◆ **Task to carry out**:
All records must be restated word for word.

• • • • •

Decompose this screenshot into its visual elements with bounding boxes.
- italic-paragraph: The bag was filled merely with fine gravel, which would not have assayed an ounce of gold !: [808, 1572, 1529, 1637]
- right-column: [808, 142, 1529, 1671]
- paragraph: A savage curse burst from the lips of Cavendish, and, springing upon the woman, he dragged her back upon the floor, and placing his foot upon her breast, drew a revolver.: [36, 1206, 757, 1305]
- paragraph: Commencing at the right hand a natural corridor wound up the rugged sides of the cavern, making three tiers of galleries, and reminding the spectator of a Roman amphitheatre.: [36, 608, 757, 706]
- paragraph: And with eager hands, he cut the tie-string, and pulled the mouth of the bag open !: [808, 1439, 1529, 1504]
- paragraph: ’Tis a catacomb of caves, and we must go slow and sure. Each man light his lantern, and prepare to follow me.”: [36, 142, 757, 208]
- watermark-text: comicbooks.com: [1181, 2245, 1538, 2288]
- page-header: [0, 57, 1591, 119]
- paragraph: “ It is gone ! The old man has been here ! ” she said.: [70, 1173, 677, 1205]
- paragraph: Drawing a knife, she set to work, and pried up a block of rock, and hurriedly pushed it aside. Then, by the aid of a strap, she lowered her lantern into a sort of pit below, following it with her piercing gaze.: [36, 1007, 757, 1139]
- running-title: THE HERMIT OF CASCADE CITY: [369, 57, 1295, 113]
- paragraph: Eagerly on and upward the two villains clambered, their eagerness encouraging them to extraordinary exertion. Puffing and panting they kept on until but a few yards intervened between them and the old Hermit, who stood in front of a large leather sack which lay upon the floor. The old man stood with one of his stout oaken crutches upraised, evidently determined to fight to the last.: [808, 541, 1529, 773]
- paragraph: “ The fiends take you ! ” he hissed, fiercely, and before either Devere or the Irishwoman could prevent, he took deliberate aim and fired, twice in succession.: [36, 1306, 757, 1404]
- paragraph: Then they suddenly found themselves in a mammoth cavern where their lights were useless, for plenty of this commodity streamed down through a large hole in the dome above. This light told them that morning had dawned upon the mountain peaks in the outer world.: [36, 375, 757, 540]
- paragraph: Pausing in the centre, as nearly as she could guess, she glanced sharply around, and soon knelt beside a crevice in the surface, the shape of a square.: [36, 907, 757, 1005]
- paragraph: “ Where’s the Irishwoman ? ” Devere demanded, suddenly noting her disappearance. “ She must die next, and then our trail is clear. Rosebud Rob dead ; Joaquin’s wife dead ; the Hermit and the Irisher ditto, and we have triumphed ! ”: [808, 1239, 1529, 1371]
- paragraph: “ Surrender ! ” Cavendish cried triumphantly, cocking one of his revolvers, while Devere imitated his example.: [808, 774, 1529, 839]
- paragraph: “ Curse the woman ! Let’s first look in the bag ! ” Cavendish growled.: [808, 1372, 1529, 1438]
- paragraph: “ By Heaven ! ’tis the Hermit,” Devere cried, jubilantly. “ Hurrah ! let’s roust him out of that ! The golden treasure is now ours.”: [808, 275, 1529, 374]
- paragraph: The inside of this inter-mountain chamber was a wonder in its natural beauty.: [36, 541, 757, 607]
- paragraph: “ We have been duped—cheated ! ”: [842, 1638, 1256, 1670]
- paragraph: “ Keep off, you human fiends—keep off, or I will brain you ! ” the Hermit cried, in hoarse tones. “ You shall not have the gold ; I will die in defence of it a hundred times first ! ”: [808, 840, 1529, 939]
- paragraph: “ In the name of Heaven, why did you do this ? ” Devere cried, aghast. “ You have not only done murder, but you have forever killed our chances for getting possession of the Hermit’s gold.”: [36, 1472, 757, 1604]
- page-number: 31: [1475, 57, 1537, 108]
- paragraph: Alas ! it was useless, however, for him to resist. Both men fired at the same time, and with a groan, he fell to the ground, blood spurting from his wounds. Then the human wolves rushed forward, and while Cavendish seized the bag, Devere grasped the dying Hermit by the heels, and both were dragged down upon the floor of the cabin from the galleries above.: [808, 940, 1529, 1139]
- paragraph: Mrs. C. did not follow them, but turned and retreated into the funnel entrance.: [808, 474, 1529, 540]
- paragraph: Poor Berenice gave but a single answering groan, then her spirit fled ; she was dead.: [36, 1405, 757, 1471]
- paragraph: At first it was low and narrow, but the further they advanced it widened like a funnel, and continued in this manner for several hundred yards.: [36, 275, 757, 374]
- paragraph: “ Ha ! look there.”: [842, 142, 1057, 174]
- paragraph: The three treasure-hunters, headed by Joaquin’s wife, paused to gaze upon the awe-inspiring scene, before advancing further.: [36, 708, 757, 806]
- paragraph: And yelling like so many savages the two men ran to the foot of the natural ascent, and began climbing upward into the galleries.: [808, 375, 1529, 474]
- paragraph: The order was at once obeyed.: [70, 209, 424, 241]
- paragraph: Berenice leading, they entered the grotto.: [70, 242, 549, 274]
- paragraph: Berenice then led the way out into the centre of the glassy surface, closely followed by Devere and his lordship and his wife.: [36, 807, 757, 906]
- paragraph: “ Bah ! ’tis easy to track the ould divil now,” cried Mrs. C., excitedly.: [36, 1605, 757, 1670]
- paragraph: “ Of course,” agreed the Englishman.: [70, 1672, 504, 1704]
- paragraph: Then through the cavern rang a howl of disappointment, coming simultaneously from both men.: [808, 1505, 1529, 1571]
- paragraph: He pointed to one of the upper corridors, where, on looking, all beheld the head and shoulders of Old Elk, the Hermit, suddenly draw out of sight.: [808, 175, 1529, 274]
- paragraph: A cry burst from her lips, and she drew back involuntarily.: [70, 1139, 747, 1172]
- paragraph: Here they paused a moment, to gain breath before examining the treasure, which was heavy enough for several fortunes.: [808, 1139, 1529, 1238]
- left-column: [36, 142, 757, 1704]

• • • • •

◆ **Exercise answer**:
Decompose this screenshot into its visual elements with bounding boxes.
- italic-paragraph: The bag was filled merely with fine gravel, which would not have assayed an ounce of gold !: [808, 1572, 1529, 1637]
- right-column: [808, 142, 1529, 1671]
- paragraph: A savage curse burst from the lips of Cavendish, and, springing upon the woman, he dragged her back upon the floor, and placing his foot upon her breast, drew a revolver.: [36, 1206, 757, 1305]
- paragraph: Commencing at the right hand a natural corridor wound up the rugged sides of the cavern, making three tiers of galleries, and reminding the spectator of a Roman amphitheatre.: [36, 608, 757, 706]
- paragraph: And with eager hands, he cut the tie-string, and pulled the mouth of the bag open !: [808, 1439, 1529, 1504]
- paragraph: ’Tis a catacomb of caves, and we must go slow and sure. Each man light his lantern, and prepare to follow me.”: [36, 142, 757, 208]
- watermark-text: comicbooks.com: [1181, 2245, 1538, 2288]
- page-header: [0, 57, 1591, 119]
- paragraph: “ It is gone ! The old man has been here ! ” she said.: [70, 1173, 677, 1205]
- paragraph: Drawing a knife, she set to work, and pried up a block of rock, and hurriedly pushed it aside. Then, by the aid of a strap, she lowered her lantern into a sort of pit below, following it with her piercing gaze.: [36, 1007, 757, 1139]
- running-title: THE HERMIT OF CASCADE CITY: [369, 57, 1295, 113]
- paragraph: Eagerly on and upward the two villains clambered, their eagerness encouraging them to extraordinary exertion. Puffing and panting they kept on until but a few yards intervened between them and the old Hermit, who stood in front of a large leather sack which lay upon the floor. The old man stood with one of his stout oaken crutches upraised, evidently determined to fight to the last.: [808, 541, 1529, 773]
- paragraph: “ The fiends take you ! ” he hissed, fiercely, and before either Devere or the Irishwoman could prevent, he took deliberate aim and fired, twice in succession.: [36, 1306, 757, 1404]
- paragraph: Then they suddenly found themselves in a mammoth cavern where their lights were useless, for plenty of this commodity streamed down through a large hole in the dome above. This light told them that morning had dawned upon the mountain peaks in the outer world.: [36, 375, 757, 540]
- paragraph: Pausing in the centre, as nearly as she could guess, she glanced sharply around, and soon knelt beside a crevice in the surface, the shape of a square.: [36, 907, 757, 1005]
- paragraph: “ Where’s the Irishwoman ? ” Devere demanded, suddenly noting her disappearance. “ She must die next, and then our trail is clear. Rosebud Rob dead ; Joaquin’s wife dead ; the Hermit and the Irisher ditto, and we have triumphed ! ”: [808, 1239, 1529, 1371]
- paragraph: “ Surrender ! ” Cavendish cried triumphantly, cocking one of his revolvers, while Devere imitated his example.: [808, 774, 1529, 839]
- paragraph: “ Curse the woman ! Let’s first look in the bag ! ” Cavendish growled.: [808, 1372, 1529, 1438]
- paragraph: “ By Heaven ! ’tis the Hermit,” Devere cried, jubilantly. “ Hurrah ! let’s roust him out of that ! The golden treasure is now ours.”: [808, 275, 1529, 374]
- paragraph: The inside of this inter-mountain chamber was a wonder in its natural beauty.: [36, 541, 757, 607]
- paragraph: “ We have been duped—cheated ! ”: [842, 1638, 1256, 1670]
- paragraph: “ Keep off, you human fiends—keep off, or I will brain you ! ” the Hermit cried, in hoarse tones. “ You shall not have the gold ; I will die in defence of it a hundred times first ! ”: [808, 840, 1529, 939]
- paragraph: “ In the name of Heaven, why did you do this ? ” Devere cried, aghast. “ You have not only done murder, but you have forever killed our chances for getting possession of the Hermit’s gold.”: [36, 1472, 757, 1604]
- page-number: 31: [1475, 57, 1537, 108]
- paragraph: Alas ! it was useless, however, for him to resist. Both men fired at the same time, and with a groan, he fell to the ground, blood spurting from his wounds. Then the human wolves rushed forward, and while Cavendish seized the bag, Devere grasped the dying Hermit by the heels, and both were dragged down upon the floor of the cabin from the galleries above.: [808, 940, 1529, 1139]
- paragraph: Mrs. C. did not follow them, but turned and retreated into the funnel entrance.: [808, 474, 1529, 540]
- paragraph: Poor Berenice gave but a single answering groan, then her spirit fled ; she was dead.: [36, 1405, 757, 1471]
- paragraph: At first it was low and narrow, but the further they advanced it widened like a funnel, and continued in this manner for several hundred yards.: [36, 275, 757, 374]
- paragraph: “ Ha ! look there.”: [842, 142, 1057, 174]
- paragraph: The three treasure-hunters, headed by Joaquin’s wife, paused to gaze upon the awe-inspiring scene, before advancing further.: [36, 708, 757, 806]
- paragraph: And yelling like so many savages the two men ran to the foot of the natural ascent, and began climbing upward into the galleries.: [808, 375, 1529, 474]
- paragraph: The order was at once obeyed.: [70, 209, 424, 241]
- paragraph: Berenice leading, they entered the grotto.: [70, 242, 549, 274]
- paragraph: Berenice then led the way out into the centre of the glassy surface, closely followed by Devere and his lordship and his wife.: [36, 807, 757, 906]
- paragraph: “ Bah ! ’tis easy to track the ould divil now,” cried Mrs. C., excitedly.: [36, 1605, 757, 1670]
- paragraph: “ Of course,” agreed the Englishman.: [70, 1672, 504, 1704]
- paragraph: Then through the cavern rang a howl of disappointment, coming simultaneously from both men.: [808, 1505, 1529, 1571]
- paragraph: He pointed to one of the upper corridors, where, on looking, all beheld the head and shoulders of Old Elk, the Hermit, suddenly draw out of sight.: [808, 175, 1529, 274]
- paragraph: A cry burst from her lips, and she drew back involuntarily.: [70, 1139, 747, 1172]
- paragraph: Here they paused a moment, to gain breath before examining the treasure, which was heavy enough for several fortunes.: [808, 1139, 1529, 1238]
- left-column: [36, 142, 757, 1704]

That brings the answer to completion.